* _Your task_
Check each line for the word "Output" and give how many have it. Say nothing else.
### Records for processing
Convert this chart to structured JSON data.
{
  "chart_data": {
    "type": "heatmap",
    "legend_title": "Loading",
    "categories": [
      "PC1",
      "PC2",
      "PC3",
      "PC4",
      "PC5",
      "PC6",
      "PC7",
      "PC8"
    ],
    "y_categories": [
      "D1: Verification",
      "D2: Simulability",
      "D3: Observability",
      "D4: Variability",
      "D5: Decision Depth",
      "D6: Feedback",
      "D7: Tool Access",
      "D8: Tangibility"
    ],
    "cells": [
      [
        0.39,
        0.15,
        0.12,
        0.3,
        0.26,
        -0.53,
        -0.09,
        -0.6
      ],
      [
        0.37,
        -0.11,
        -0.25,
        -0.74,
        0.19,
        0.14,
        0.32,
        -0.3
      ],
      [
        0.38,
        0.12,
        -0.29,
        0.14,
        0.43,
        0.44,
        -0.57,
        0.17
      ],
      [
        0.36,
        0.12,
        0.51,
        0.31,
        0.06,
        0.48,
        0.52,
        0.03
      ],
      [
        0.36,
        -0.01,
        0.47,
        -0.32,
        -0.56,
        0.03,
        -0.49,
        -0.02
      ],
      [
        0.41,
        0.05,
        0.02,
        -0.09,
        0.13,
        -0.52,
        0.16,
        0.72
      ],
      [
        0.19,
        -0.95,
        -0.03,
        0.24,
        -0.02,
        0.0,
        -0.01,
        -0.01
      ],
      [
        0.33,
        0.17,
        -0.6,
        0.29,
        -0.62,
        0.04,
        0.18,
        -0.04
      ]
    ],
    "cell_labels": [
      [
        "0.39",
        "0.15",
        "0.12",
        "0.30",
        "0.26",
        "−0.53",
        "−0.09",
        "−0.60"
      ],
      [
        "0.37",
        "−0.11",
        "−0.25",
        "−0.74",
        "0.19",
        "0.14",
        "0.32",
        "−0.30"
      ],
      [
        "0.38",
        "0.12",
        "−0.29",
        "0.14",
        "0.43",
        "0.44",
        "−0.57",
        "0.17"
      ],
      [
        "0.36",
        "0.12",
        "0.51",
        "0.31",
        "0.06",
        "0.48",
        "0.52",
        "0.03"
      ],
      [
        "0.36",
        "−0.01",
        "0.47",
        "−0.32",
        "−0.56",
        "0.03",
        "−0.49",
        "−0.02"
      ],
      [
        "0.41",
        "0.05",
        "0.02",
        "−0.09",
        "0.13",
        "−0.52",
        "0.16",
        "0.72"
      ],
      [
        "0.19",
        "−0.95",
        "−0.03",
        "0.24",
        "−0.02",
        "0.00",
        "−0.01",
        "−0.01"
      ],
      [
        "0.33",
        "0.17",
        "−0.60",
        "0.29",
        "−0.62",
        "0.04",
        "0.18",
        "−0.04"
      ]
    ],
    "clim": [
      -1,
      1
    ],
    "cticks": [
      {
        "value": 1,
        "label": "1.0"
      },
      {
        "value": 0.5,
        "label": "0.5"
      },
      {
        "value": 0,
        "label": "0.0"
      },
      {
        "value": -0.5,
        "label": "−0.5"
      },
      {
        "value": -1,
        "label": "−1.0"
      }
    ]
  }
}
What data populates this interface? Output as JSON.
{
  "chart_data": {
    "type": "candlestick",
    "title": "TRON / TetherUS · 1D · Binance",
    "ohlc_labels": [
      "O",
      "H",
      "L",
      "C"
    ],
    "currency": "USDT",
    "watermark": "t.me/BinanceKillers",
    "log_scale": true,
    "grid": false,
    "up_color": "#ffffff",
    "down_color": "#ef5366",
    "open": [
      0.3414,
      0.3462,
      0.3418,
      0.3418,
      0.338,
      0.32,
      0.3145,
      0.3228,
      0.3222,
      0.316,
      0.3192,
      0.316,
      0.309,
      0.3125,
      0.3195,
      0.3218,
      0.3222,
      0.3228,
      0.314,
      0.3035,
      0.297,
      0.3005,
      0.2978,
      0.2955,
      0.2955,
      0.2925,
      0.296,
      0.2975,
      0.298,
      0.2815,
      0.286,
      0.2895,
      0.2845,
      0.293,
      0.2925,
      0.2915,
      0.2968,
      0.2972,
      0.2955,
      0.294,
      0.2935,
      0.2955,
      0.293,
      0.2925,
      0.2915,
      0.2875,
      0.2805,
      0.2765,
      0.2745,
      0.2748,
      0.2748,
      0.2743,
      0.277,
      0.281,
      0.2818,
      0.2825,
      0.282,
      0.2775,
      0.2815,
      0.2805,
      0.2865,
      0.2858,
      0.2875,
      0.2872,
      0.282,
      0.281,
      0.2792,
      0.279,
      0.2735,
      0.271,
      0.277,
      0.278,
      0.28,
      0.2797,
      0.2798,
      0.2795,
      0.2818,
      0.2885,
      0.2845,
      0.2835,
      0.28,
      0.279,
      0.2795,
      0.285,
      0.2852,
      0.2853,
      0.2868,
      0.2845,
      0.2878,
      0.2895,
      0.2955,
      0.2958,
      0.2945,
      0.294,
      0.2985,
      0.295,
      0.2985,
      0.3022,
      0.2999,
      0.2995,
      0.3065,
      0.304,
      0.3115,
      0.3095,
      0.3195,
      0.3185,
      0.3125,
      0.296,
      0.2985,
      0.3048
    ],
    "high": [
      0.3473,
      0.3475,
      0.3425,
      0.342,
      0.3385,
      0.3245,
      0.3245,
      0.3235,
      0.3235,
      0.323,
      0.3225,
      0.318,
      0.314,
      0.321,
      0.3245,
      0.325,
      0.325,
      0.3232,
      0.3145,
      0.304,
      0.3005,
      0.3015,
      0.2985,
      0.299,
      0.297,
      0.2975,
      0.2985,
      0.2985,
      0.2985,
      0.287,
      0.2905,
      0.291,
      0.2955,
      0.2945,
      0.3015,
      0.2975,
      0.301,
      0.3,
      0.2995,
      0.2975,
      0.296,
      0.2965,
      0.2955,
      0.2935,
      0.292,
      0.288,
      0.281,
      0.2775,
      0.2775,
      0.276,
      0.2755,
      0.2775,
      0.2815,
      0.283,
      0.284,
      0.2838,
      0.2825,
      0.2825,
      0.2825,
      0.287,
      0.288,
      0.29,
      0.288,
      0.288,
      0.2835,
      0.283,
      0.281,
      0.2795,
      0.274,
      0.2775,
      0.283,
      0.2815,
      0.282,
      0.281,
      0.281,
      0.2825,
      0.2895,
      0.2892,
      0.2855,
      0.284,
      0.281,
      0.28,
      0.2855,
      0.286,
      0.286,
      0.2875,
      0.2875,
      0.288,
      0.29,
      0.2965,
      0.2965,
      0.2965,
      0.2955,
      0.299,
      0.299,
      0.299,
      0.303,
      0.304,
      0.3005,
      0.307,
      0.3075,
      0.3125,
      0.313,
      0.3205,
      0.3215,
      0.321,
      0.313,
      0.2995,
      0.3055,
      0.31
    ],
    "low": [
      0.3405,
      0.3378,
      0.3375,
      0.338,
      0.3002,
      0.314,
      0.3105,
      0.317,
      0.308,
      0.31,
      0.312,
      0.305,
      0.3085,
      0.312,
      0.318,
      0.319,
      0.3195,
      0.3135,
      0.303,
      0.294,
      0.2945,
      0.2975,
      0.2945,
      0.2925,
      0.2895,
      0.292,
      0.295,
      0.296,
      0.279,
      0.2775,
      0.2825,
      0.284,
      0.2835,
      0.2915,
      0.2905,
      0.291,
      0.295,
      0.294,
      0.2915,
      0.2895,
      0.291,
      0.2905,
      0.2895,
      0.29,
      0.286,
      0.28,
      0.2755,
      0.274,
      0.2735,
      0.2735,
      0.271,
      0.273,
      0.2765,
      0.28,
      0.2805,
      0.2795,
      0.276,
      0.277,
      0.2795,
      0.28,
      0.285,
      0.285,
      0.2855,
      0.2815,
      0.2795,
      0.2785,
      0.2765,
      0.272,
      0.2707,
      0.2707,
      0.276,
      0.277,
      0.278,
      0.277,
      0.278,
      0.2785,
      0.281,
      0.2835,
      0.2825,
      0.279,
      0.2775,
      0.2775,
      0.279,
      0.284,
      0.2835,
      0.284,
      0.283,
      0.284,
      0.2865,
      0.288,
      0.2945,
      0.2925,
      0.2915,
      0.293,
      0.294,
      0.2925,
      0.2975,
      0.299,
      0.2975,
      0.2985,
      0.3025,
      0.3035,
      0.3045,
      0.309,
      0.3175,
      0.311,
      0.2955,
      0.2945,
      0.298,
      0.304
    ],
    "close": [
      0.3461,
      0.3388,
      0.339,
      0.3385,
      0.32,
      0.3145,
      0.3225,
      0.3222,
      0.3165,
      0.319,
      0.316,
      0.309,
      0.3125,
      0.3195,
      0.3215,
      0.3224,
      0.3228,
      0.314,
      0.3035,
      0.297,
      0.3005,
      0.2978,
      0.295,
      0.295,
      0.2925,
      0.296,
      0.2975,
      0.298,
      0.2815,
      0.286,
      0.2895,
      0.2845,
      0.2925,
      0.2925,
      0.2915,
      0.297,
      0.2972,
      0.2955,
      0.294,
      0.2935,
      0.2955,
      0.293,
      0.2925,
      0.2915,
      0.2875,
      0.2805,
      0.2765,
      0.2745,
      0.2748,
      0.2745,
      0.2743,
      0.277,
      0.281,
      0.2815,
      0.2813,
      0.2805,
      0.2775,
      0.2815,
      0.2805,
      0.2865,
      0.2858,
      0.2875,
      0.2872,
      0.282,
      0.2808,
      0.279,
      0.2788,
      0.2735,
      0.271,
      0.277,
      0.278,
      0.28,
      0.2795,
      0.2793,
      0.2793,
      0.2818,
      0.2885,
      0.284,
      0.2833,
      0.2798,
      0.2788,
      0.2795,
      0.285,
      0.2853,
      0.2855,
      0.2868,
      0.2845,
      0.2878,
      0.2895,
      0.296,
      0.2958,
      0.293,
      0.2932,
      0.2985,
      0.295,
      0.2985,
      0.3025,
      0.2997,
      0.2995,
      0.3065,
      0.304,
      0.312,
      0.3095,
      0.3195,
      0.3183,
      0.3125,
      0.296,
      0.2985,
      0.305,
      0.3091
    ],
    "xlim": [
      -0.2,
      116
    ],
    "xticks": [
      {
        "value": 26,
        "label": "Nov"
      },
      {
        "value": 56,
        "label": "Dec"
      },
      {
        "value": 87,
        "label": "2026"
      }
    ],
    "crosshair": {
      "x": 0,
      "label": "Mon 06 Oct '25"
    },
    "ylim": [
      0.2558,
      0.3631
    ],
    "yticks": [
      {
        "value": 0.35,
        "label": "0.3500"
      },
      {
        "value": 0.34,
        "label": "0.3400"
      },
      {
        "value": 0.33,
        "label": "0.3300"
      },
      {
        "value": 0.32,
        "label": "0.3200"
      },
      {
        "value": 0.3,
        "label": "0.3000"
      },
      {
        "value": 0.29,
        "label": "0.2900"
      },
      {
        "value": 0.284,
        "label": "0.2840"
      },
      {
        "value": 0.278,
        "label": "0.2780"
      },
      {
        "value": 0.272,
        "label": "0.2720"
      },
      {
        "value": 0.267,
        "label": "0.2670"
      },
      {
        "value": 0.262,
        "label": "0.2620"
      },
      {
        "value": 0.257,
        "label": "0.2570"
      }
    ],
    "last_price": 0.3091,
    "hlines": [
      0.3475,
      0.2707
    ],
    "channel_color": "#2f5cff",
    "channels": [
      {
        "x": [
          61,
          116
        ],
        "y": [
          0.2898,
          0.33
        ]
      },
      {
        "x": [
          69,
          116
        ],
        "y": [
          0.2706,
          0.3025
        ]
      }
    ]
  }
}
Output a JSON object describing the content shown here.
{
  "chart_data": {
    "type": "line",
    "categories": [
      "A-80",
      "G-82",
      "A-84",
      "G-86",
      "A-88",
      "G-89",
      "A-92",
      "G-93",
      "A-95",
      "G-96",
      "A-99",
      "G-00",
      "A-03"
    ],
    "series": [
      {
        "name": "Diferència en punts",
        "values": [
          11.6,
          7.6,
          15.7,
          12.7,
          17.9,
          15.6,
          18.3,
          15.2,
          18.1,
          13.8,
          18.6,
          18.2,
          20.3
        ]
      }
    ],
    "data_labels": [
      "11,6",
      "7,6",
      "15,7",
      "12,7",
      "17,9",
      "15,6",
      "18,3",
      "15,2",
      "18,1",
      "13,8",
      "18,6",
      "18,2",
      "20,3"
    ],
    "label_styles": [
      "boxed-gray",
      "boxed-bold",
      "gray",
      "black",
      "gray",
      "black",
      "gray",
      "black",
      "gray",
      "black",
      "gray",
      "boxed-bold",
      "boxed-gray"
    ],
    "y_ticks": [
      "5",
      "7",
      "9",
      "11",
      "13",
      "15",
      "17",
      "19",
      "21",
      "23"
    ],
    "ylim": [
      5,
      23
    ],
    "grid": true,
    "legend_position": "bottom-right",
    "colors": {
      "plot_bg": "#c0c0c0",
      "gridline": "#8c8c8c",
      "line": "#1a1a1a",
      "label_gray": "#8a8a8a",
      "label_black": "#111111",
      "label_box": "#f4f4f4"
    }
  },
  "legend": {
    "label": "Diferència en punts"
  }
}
######
* _Finished task_
2